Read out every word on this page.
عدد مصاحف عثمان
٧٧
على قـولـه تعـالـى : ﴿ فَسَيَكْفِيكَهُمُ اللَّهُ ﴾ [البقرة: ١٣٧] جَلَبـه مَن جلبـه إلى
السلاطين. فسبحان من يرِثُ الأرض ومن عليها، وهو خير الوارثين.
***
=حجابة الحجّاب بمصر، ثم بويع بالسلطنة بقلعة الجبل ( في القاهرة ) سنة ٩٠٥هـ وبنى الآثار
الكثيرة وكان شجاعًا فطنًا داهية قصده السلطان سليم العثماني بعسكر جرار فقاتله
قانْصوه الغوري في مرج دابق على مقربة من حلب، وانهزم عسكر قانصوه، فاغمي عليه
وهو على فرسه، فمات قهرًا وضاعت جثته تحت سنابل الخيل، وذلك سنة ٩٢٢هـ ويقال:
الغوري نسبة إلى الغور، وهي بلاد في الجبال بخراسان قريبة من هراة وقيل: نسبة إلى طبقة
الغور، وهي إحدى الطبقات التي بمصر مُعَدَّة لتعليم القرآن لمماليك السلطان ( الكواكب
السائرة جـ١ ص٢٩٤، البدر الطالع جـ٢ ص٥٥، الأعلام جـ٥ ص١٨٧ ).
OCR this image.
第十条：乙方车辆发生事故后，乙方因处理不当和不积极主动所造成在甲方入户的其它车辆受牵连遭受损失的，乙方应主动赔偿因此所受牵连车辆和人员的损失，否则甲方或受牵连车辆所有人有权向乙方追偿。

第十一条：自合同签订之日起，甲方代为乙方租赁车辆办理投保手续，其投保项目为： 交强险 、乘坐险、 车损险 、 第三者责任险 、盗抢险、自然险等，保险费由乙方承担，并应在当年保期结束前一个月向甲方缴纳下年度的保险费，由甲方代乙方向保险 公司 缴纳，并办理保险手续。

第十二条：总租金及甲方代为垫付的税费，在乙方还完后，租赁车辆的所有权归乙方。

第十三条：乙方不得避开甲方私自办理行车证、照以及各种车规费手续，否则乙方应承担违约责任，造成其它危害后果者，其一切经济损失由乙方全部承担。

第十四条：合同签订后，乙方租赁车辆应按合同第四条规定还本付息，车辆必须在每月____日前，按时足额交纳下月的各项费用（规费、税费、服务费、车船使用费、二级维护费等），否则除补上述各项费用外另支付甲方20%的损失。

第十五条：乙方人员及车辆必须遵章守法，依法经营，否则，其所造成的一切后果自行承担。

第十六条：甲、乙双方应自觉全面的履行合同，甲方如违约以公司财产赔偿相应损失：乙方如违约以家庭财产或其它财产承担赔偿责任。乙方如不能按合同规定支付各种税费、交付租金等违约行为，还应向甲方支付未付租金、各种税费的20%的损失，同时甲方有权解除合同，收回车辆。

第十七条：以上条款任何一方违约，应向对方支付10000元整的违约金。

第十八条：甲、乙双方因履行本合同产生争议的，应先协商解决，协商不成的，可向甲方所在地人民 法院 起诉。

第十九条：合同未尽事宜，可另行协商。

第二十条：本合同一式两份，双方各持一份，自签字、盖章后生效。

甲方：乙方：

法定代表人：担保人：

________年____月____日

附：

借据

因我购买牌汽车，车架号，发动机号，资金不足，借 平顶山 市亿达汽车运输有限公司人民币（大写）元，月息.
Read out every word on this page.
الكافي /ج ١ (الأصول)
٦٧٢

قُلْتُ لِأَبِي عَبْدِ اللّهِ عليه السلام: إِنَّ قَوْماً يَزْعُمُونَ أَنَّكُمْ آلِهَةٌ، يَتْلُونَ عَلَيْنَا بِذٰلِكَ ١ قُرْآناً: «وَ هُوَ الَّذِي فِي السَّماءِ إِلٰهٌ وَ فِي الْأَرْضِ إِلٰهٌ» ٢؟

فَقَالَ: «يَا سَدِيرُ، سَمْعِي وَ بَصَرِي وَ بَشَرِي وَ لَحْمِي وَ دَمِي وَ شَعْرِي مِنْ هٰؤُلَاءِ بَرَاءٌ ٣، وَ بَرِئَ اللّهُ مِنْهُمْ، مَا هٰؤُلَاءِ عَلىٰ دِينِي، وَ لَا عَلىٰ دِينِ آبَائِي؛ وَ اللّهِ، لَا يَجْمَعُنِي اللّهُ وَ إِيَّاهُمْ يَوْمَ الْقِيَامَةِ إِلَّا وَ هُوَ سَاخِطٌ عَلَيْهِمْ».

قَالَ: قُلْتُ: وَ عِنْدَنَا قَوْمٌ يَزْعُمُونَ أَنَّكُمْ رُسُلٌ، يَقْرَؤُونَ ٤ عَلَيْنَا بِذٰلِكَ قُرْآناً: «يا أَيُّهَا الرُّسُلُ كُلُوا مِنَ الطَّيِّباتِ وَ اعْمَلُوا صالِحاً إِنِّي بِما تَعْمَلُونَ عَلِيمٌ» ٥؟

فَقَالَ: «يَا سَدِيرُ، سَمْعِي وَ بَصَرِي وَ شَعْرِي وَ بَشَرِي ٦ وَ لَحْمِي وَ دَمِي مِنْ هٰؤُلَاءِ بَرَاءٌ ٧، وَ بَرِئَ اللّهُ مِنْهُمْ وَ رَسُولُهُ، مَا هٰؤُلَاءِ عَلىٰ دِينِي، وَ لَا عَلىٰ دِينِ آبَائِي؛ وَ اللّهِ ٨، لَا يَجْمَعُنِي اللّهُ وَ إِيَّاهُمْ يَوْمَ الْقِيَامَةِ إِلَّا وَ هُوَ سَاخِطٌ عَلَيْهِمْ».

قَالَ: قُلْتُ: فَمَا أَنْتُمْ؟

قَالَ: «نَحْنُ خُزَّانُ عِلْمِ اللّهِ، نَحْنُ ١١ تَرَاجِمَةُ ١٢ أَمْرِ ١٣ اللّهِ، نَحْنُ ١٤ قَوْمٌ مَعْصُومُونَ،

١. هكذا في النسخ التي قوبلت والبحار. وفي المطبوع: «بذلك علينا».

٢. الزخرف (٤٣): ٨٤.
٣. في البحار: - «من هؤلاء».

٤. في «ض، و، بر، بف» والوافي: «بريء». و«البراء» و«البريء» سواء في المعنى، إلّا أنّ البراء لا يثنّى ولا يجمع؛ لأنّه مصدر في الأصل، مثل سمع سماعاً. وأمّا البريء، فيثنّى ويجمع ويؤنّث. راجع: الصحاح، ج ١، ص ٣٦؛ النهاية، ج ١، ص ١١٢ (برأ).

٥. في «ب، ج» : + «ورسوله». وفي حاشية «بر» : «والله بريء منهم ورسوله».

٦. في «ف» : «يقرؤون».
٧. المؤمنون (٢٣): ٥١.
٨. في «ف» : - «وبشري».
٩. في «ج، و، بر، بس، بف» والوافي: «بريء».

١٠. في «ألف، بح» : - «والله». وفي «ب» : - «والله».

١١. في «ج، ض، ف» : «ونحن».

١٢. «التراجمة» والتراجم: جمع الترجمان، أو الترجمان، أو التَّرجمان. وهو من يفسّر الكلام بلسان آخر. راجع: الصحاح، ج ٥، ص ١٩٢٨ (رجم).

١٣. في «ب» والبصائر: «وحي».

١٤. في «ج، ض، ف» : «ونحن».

□ □ □ □

- [PROBLEM TO SOLVE] Repeat the listing in full, keeping every line exactly as it is.

- [TASK ANSWER]
Read out every word on this page.
عدد مصاحف عثمان
٧٧
على قـولـه تعـالـى : ﴿ فَسَيَكْفِيكَهُمُ اللَّهُ ﴾ [البقرة: ١٣٧] جَلَبـه مَن جلبـه إلى
السلاطين. فسبحان من يرِثُ الأرض ومن عليها، وهو خير الوارثين.
***
=حجابة الحجّاب بمصر، ثم بويع بالسلطنة بقلعة الجبل ( في القاهرة ) سنة ٩٠٥هـ وبنى الآثار
الكثيرة وكان شجاعًا فطنًا داهية قصده السلطان سليم العثماني بعسكر جرار فقاتله
قانْصوه الغوري في مرج دابق على مقربة من حلب، وانهزم عسكر قانصوه، فاغمي عليه
وهو على فرسه، فمات قهرًا وضاعت جثته تحت سنابل الخيل، وذلك سنة ٩٢٢هـ ويقال:
الغوري نسبة إلى الغور، وهي بلاد في الجبال بخراسان قريبة من هراة وقيل: نسبة إلى طبقة
الغور، وهي إحدى الطبقات التي بمصر مُعَدَّة لتعليم القرآن لمماليك السلطان ( الكواكب
السائرة جـ١ ص٢٩٤، البدر الطالع جـ٢ ص٥٥، الأعلام جـ٥ ص١٨٧ ).
OCR this image.
第十条：乙方车辆发生事故后，乙方因处理不当和不积极主动所造成在甲方入户的其它车辆受牵连遭受损失的，乙方应主动赔偿因此所受牵连车辆和人员的损失，否则甲方或受牵连车辆所有人有权向乙方追偿。

第十一条：自合同签订之日起，甲方代为乙方租赁车辆办理投保手续，其投保项目为： 交强险 、乘坐险、 车损险 、 第三者责任险 、盗抢险、自然险等，保险费由乙方承担，并应在当年保期结束前一个月向甲方缴纳下年度的保险费，由甲方代乙方向保险 公司 缴纳，并办理保险手续。

第十二条：总租金及甲方代为垫付的税费，在乙方还完后，租赁车辆的所有权归乙方。

第十三条：乙方不得避开甲方私自办理行车证、照以及各种车规费手续，否则乙方应承担违约责任，造成其它危害后果者，其一切经济损失由乙方全部承担。

第十四条：合同签订后，乙方租赁车辆应按合同第四条规定还本付息，车辆必须在每月____日前，按时足额交纳下月的各项费用（规费、税费、服务费、车船使用费、二级维护费等），否则除补上述各项费用外另支付甲方20%的损失。

第十五条：乙方人员及车辆必须遵章守法，依法经营，否则，其所造成的一切后果自行承担。

第十六条：甲、乙双方应自觉全面的履行合同，甲方如违约以公司财产赔偿相应损失：乙方如违约以家庭财产或其它财产承担赔偿责任。乙方如不能按合同规定支付各种税费、交付租金等违约行为，还应向甲方支付未付租金、各种税费的20%的损失，同时甲方有权解除合同，收回车辆。

第十七条：以上条款任何一方违约，应向对方支付10000元整的违约金。

第十八条：甲、乙双方因履行本合同产生争议的，应先协商解决，协商不成的，可向甲方所在地人民 法院 起诉。

第十九条：合同未尽事宜，可另行协商。

第二十条：本合同一式两份，双方各持一份，自签字、盖章后生效。

甲方：乙方：

法定代表人：担保人：

________年____月____日

附：

借据

因我购买牌汽车，车架号，发动机号，资金不足，借 平顶山 市亿达汽车运输有限公司人民币（大写）元，月息.
Read out every word on this page.
الكافي /ج ١ (الأصول)
٦٧٢

قُلْتُ لِأَبِي عَبْدِ اللّهِ عليه السلام: إِنَّ قَوْماً يَزْعُمُونَ أَنَّكُمْ آلِهَةٌ، يَتْلُونَ عَلَيْنَا بِذٰلِكَ ١ قُرْآناً: «وَ هُوَ الَّذِي فِي السَّماءِ إِلٰهٌ وَ فِي الْأَرْضِ إِلٰهٌ» ٢؟

فَقَالَ: «يَا سَدِيرُ، سَمْعِي وَ بَصَرِي وَ بَشَرِي وَ لَحْمِي وَ دَمِي وَ شَعْرِي مِنْ هٰؤُلَاءِ بَرَاءٌ ٣، وَ بَرِئَ اللّهُ مِنْهُمْ، مَا هٰؤُلَاءِ عَلىٰ دِينِي، وَ لَا عَلىٰ دِينِ آبَائِي؛ وَ اللّهِ، لَا يَجْمَعُنِي اللّهُ وَ إِيَّاهُمْ يَوْمَ الْقِيَامَةِ إِلَّا وَ هُوَ سَاخِطٌ عَلَيْهِمْ».

قَالَ: قُلْتُ: وَ عِنْدَنَا قَوْمٌ يَزْعُمُونَ أَنَّكُمْ رُسُلٌ، يَقْرَؤُونَ ٤ عَلَيْنَا بِذٰلِكَ قُرْآناً: «يا أَيُّهَا الرُّسُلُ كُلُوا مِنَ الطَّيِّباتِ وَ اعْمَلُوا صالِحاً إِنِّي بِما تَعْمَلُونَ عَلِيمٌ» ٥؟

فَقَالَ: «يَا سَدِيرُ، سَمْعِي وَ بَصَرِي وَ شَعْرِي وَ بَشَرِي ٦ وَ لَحْمِي وَ دَمِي مِنْ هٰؤُلَاءِ بَرَاءٌ ٧، وَ بَرِئَ اللّهُ مِنْهُمْ وَ رَسُولُهُ، مَا هٰؤُلَاءِ عَلىٰ دِينِي، وَ لَا عَلىٰ دِينِ آبَائِي؛ وَ اللّهِ ٨، لَا يَجْمَعُنِي اللّهُ وَ إِيَّاهُمْ يَوْمَ الْقِيَامَةِ إِلَّا وَ هُوَ سَاخِطٌ عَلَيْهِمْ».

قَالَ: قُلْتُ: فَمَا أَنْتُمْ؟

قَالَ: «نَحْنُ خُزَّانُ عِلْمِ اللّهِ، نَحْنُ ١١ تَرَاجِمَةُ ١٢ أَمْرِ ١٣ اللّهِ، نَحْنُ ١٤ قَوْمٌ مَعْصُومُونَ،

١. هكذا في النسخ التي قوبلت والبحار. وفي المطبوع: «بذلك علينا».

٢. الزخرف (٤٣): ٨٤.
٣. في البحار: - «من هؤلاء».

٤. في «ض، و، بر، بف» والوافي: «بريء». و«البراء» و«البريء» سواء في المعنى، إلّا أنّ البراء لا يثنّى ولا يجمع؛ لأنّه مصدر في الأصل، مثل سمع سماعاً. وأمّا البريء، فيثنّى ويجمع ويؤنّث. راجع: الصحاح، ج ١، ص ٣٦؛ النهاية، ج ١، ص ١١٢ (برأ).

٥. في «ب، ج» : + «ورسوله». وفي حاشية «بر» : «والله بريء منهم ورسوله».

٦. في «ف» : «يقرؤون».
٧. المؤمنون (٢٣): ٥١.
٨. في «ف» : - «وبشري».
٩. في «ج، و، بر، بس، بف» والوافي: «بريء».

١٠. في «ألف، بح» : - «والله». وفي «ب» : - «والله».

١١. في «ج، ض، ف» : «ونحن».

١٢. «التراجمة» والتراجم: جمع الترجمان، أو الترجمان، أو التَّرجمان. وهو من يفسّر الكلام بلسان آخر. راجع: الصحاح، ج ٥، ص ١٩٢٨ (رجم).

١٣. في «ب» والبصائر: «وحي».

١٤. في «ج، ض، ف» : «ونحن».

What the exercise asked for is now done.